## DATASET ENTRIES

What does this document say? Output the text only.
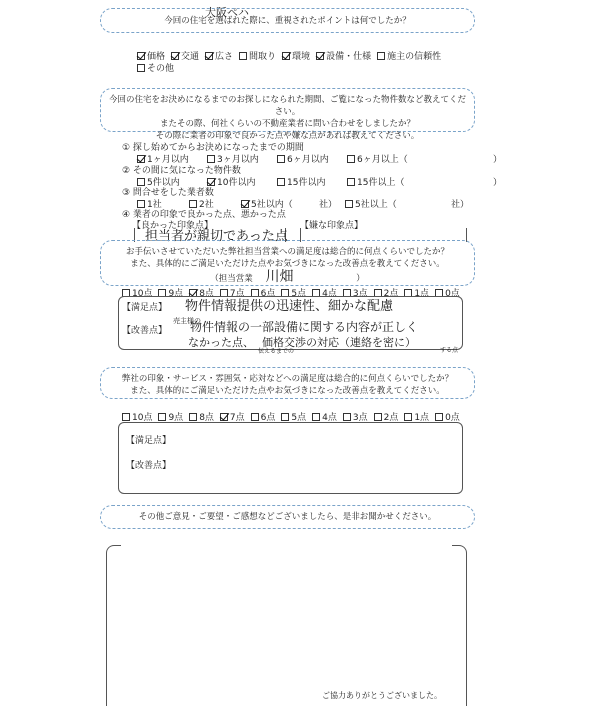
大阪ペハ
今回の住宅を選ばれた際に、重視されたポイントは何でしたか？
価格 交通 広さ 間取り 環境 設備・仕様 施主の信頼性
その他
今回の住宅をお決めになるまでのお探しになられた期間、ご覧になった物件数など教えてください。
またその際、何社くらいの不動産業者に問い合わせをしましたか？
その際に業者の印象で良かった点や嫌な点があれば教えてください。
① 探し始めてからお決めになったまでの期間
1ヶ月以内	3ヶ月以内	6ヶ月以内	6ヶ月以上（	）
② その間に気になった物件数
5件以内	10件以内	15件以内	15件以上（	）
③ 問合せをした業者数
1社	2社	5社以内（	社）	5社以上（	社）
④ 業者の印象で良かった点、悪かった点
【良かった印象点】	【嫌な印象点】
担当者が親切であった点
お手伝いさせていただいた弊社担当営業への満足度は総合的に何点くらいでしたか？
また、具体的にご満足いただけた点やお気づきになった改善点を教えてください。
（担当営業 川畑	）
10点 9点 8点 7点 6点 5点 4点 3点 2点 1点 0点
【満足点】 物件情報提供の迅速性、細かな配慮
【改善点】
売主様の
物件情報の一部設備に関する内容が正しく
なかった点、
伝えるまでの
価格交渉の対応（連絡を密に）
する点
弊社の印象・サービス・雰囲気・応対などへの満足度は総合的に何点くらいでしたか？
また、具体的にご満足いただけた点やお気づきになった改善点を教えてください。
10点 9点 8点 7点 6点 5点 4点 3点 2点 1点 0点
【満足点】
【改善点】
その他ご意見・ご要望・ご感想などございましたら、是非お聞かせください。
ご協力ありがとうございました。
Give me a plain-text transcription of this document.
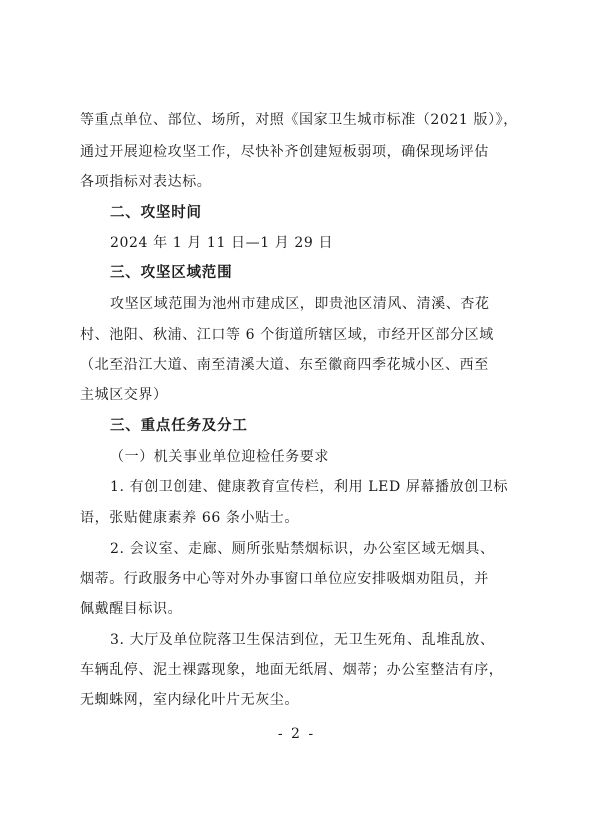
等重点单位、部位、场所，对照《国家卫生城市标准（2021 版）》，
通过开展迎检攻坚工作，尽快补齐创建短板弱项，确保现场评估
各项指标对表达标。
二、攻坚时间
2024 年 1 月 11 日—1 月 29 日
三、攻坚区域范围
攻坚区域范围为池州市建成区，即贵池区清风、清溪、杏花
村、池阳、秋浦、江口等 6 个街道所辖区域，市经开区部分区域
（北至沿江大道、南至清溪大道、东至徽商四季花城小区、西至
主城区交界）
三、重点任务及分工
（一）机关事业单位迎检任务要求
1. 有创卫创建、健康教育宣传栏，利用 LED 屏幕播放创卫标
语，张贴健康素养 66 条小贴士。
2. 会议室、走廊、厕所张贴禁烟标识，办公室区域无烟具、
烟蒂。行政服务中心等对外办事窗口单位应安排吸烟劝阻员，并
佩戴醒目标识。
3. 大厅及单位院落卫生保洁到位，无卫生死角、乱堆乱放、
车辆乱停、泥土裸露现象，地面无纸屑、烟蒂；办公室整洁有序，
无蜘蛛网，室内绿化叶片无灰尘。
- 2 -
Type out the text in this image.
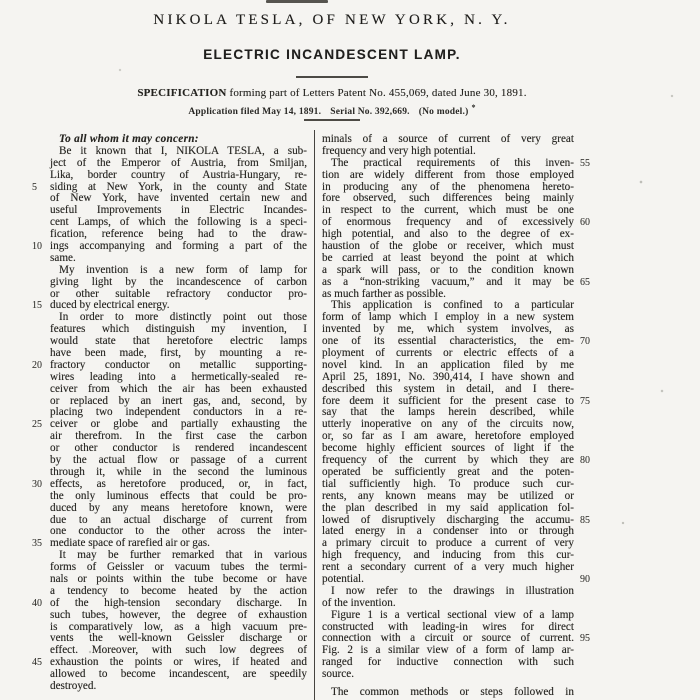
NIKOLA TESLA, OF NEW YORK, N. Y.
ELECTRIC INCANDESCENT LAMP.
SPECIFICATION forming part of Letters Patent No. 455,069, dated June 30, 1891.
Application filed May 14, 1891. Serial No. 392,669. (No model.) *
To all whom it may concern:
Be it known that I, NIKOLA TESLA, a sub-
ject of the Emperor of Austria, from Smiljan,
Lika, border country of Austria-Hungary, re-
5	siding at New York, in the county and State
of New York, have invented certain new and
useful Improvements in Electric Incandes-
cent Lamps, of which the following is a speci-
fication, reference being had to the draw-
10 ings accompanying and forming a part of the
same.
My invention is a new form of lamp for
giving light by the incandescence of carbon
or other suitable refractory conductor pro-
15 duced by electrical energy.
In order to more distinctly point out those
features which distinguish my invention, I
would state that heretofore electric lamps
have been made, first, by mounting a re-
20 fractory conductor on metallic supporting-
wires leading into a hermetically-sealed re-
ceiver from which the air has been exhausted
or replaced by an inert gas, and, second, by
placing two independent conductors in a re-
25 ceiver or globe and partially exhausting the
air therefrom. In the first case the carbon
or other conductor is rendered incandescent
by the actual flow or passage of a current
through it, while in the second the luminous
30 effects, as heretofore produced, or, in fact,
the only luminous effects that could be pro-
duced by any means heretofore known, were
due to an actual discharge of current from
one conductor to the other across the inter-
35 mediate space of rarefied air or gas.
It may be further remarked that in various
forms of Geissler or vacuum tubes the termi-
nals or points within the tube become or have
a tendency to become heated by the action
40 of the high-tension secondary discharge. In
such tubes, however, the degree of exhaustion
is comparatively low, as a high vacuum pre-
vents the well-known Geissler discharge or
effect. Moreover, with such low degrees of
45 exhaustion the points or wires, if heated and
allowed to become incandescent, are speedily
destroyed.
minals of a source of current of very great
frequency and very high potential.
55
The practical requirements of this inven-
tion are widely different from those employed
in producing any of the phenomena hereto-
fore observed, such differences being mainly
in respect to the current, which must be one
60
of enormous frequency and of excessively
high potential, and also to the degree of ex-
haustion of the globe or receiver, which must
be carried at least beyond the point at which
a spark will pass, or to the condition known
65
as a “non-striking vacuum,” and it may be
as much farther as possible.
This application is confined to a particular
form of lamp which I employ in a new system
invented by me, which system involves, as
70
one of its essential characteristics, the em-
ployment of currents or electric effects of a
novel kind. In an application filed by me
April 25, 1891, No. 390,414, I have shown and
described this system in detail, and I there-
75
fore deem it sufficient for the present case to
say that the lamps herein described, while
utterly inoperative on any of the circuits now,
or, so far as I am aware, heretofore employed
become highly efficient sources of light if the
80
frequency of the current by which they are
operated be sufficiently great and the poten-
tial sufficiently high. To produce such cur-
rents, any known means may be utilized or
the plan described in my said application fol-
85
lowed of disruptively discharging the accumu-
lated energy in a condenser into or through
a primary circuit to produce a current of very
high frequency, and inducing from this cur-
rent a secondary current of a very much higher
90
potential.
I now refer to the drawings in illustration
of the invention.
Figure 1 is a vertical sectional view of a lamp
constructed with leading-in wires for direct
95
connection with a circuit or source of current.
Fig. 2 is a similar view of a form of lamp ar-
ranged for inductive connection with such
source.
The common methods or steps followed in
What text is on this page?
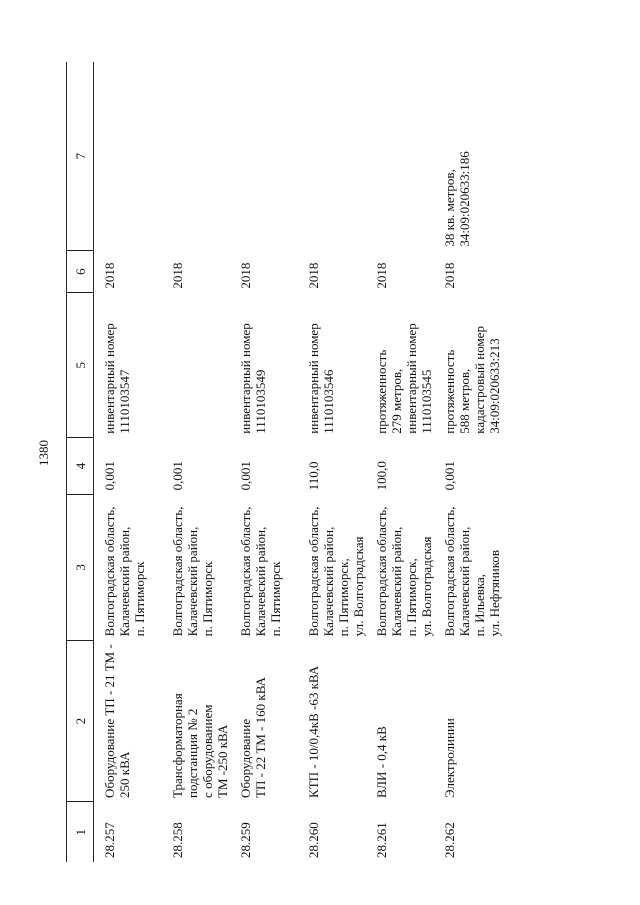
1380
1	2	3	4	5	6	7
28.257	Оборудование ТП - 21 ТМ - 250 кВА	Волгоградская область, Калачевский район, п. Пятиморск	0,001	инвентарный номер 1110103547	2018	
28.258	Трансформаторная подстанция № 2 с оборудованием ТМ -250 кВА	Волгоградская область, Калачевский район, п. Пятиморск	0,001		2018	
28.259	Оборудование ТП - 22 ТМ - 160 кВА	Волгоградская область, Калачевский район, п. Пятиморск	0,001	инвентарный номер 1110103549	2018	
28.260	КТП - 10/0,4кВ -63 кВА	Волгоградская область, Калачевский район, п. Пятиморск, ул. Волгоградская	110,0	инвентарный номер 1110103546	2018	
28.261	ВЛИ - 0,4 кВ	Волгоградская область, Калачевский район, п. Пятиморск, ул. Волгоградская	100,0	протяженность 279 метров, инвентарный номер 1110103545	2018	
28.262	Электролинии	Волгоградская область, Калачевский район, п. Ильевка, ул. Нефтяников	0,001	протяженность 588 метров, кадастровый номер 34:09:020633:213	2018	38 кв. метров, 34:09:020633:186
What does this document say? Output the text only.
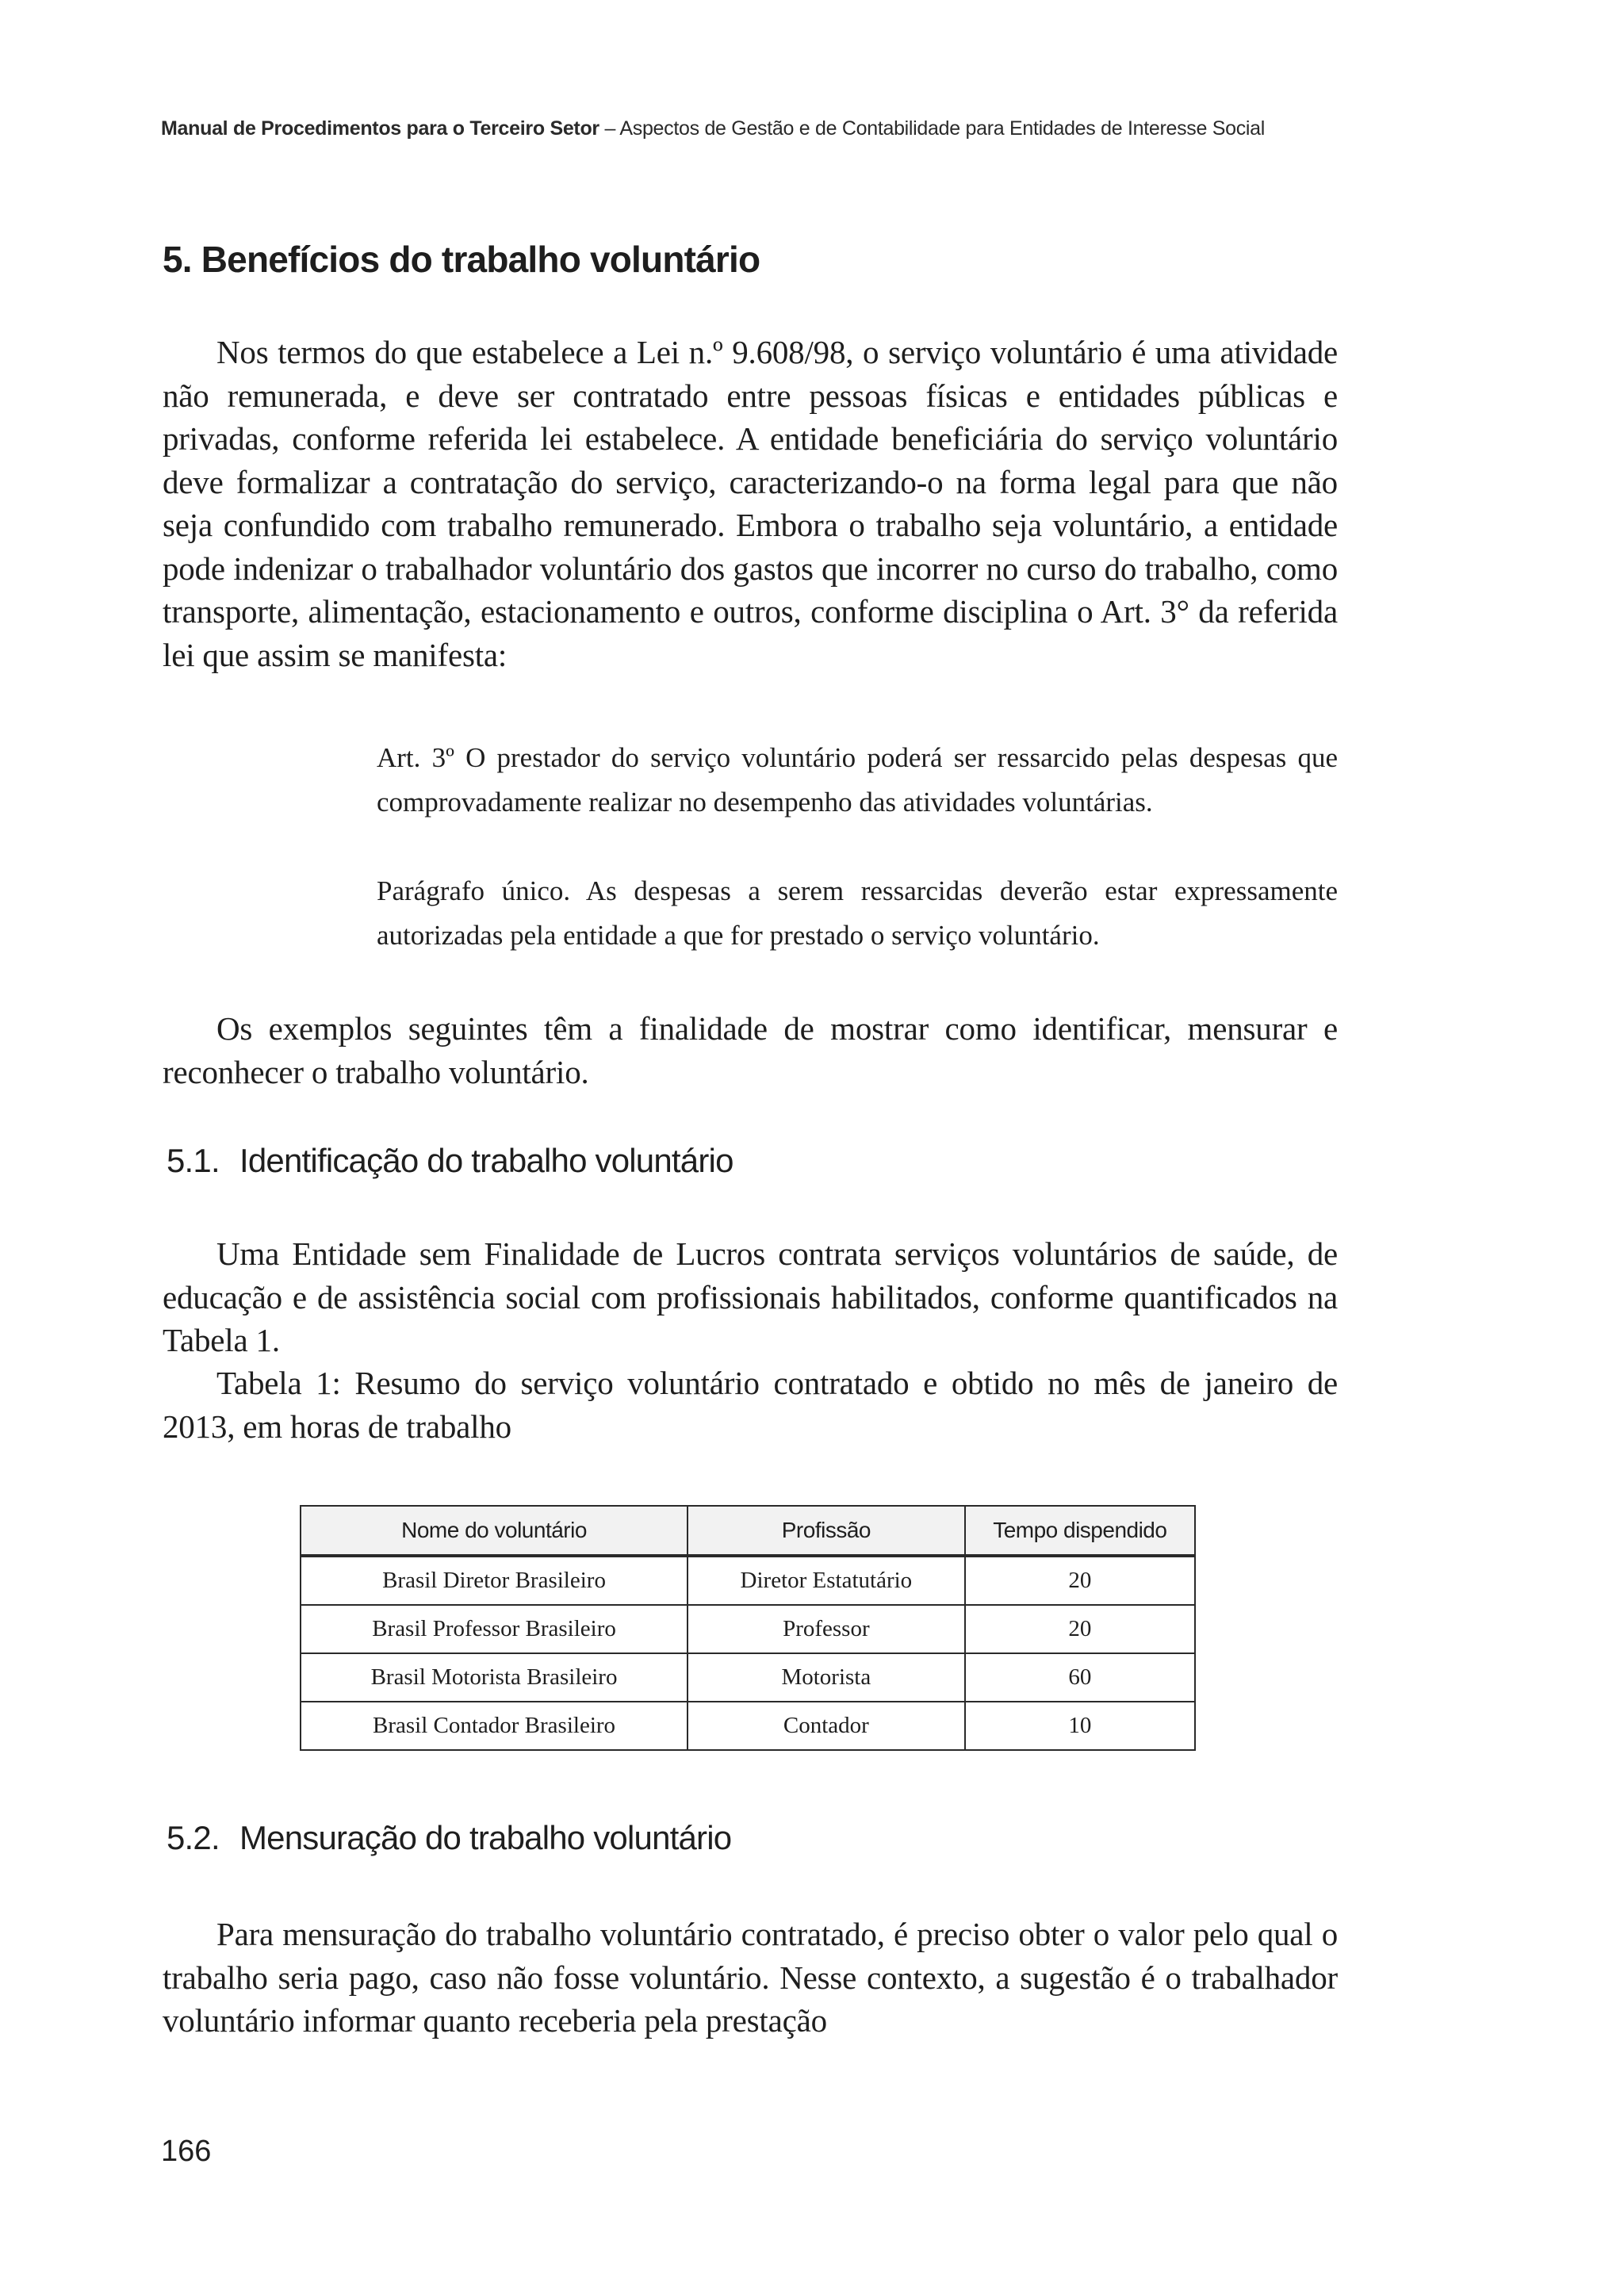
Manual de Procedimentos para o Terceiro Setor – Aspectos de Gestão e de Contabilidade para Entidades de Interesse Social
5. Benefícios do trabalho voluntário

Nos termos do que estabelece a Lei n.º 9.608/98, o serviço voluntário é uma atividade não remunerada, e deve ser contratado entre pessoas físicas e entidades públicas e privadas, conforme referida lei estabelece. A entidade beneficiária do serviço voluntário deve formalizar a contratação do serviço, caracterizando-o na forma legal para que não seja confundido com trabalho remunerado. Embora o trabalho seja voluntário, a entidade pode indenizar o trabalhador voluntário dos gastos que incorrer no curso do trabalho, como transporte, alimentação, estacionamento e outros, conforme disciplina o Art. 3° da referida lei que assim se manifesta:

Art. 3º O prestador do serviço voluntário poderá ser ressarcido pelas despesas que comprovadamente realizar no desempenho das atividades voluntárias.

Parágrafo único. As despesas a serem ressarcidas deverão estar expressamente autorizadas pela entidade a que for prestado o serviço voluntário.

Os exemplos seguintes têm a finalidade de mostrar como identificar, mensurar e reconhecer o trabalho voluntário.

5.1. Identificação do trabalho voluntário

Uma Entidade sem Finalidade de Lucros contrata serviços voluntários de saúde, de educação e de assistência social com profissionais habilitados, conforme quantificados na Tabela 1.

Tabela 1: Resumo do serviço voluntário contratado e obtido no mês de janeiro de 2013, em horas de trabalho

Nome do voluntário	Profissão	Tempo dispendido
Brasil Diretor Brasileiro	Diretor Estatutário	20
Brasil Professor Brasileiro	Professor	20
Brasil Motorista Brasileiro	Motorista	60
Brasil Contador Brasileiro	Contador	10
5.2. Mensuração do trabalho voluntário

Para mensuração do trabalho voluntário contratado, é preciso obter o valor pelo qual o trabalho seria pago, caso não fosse voluntário. Nesse contexto, a sugestão é o trabalhador voluntário informar quanto receberia pela prestação

166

## DESCRIPTION OF THE TASK
Every line of the records that includes the word "carbon" should be gathered.

## ANSWER TO THE EXERCISE
giving light by the incandescence of carbon
air therefrom. In the first case the carbon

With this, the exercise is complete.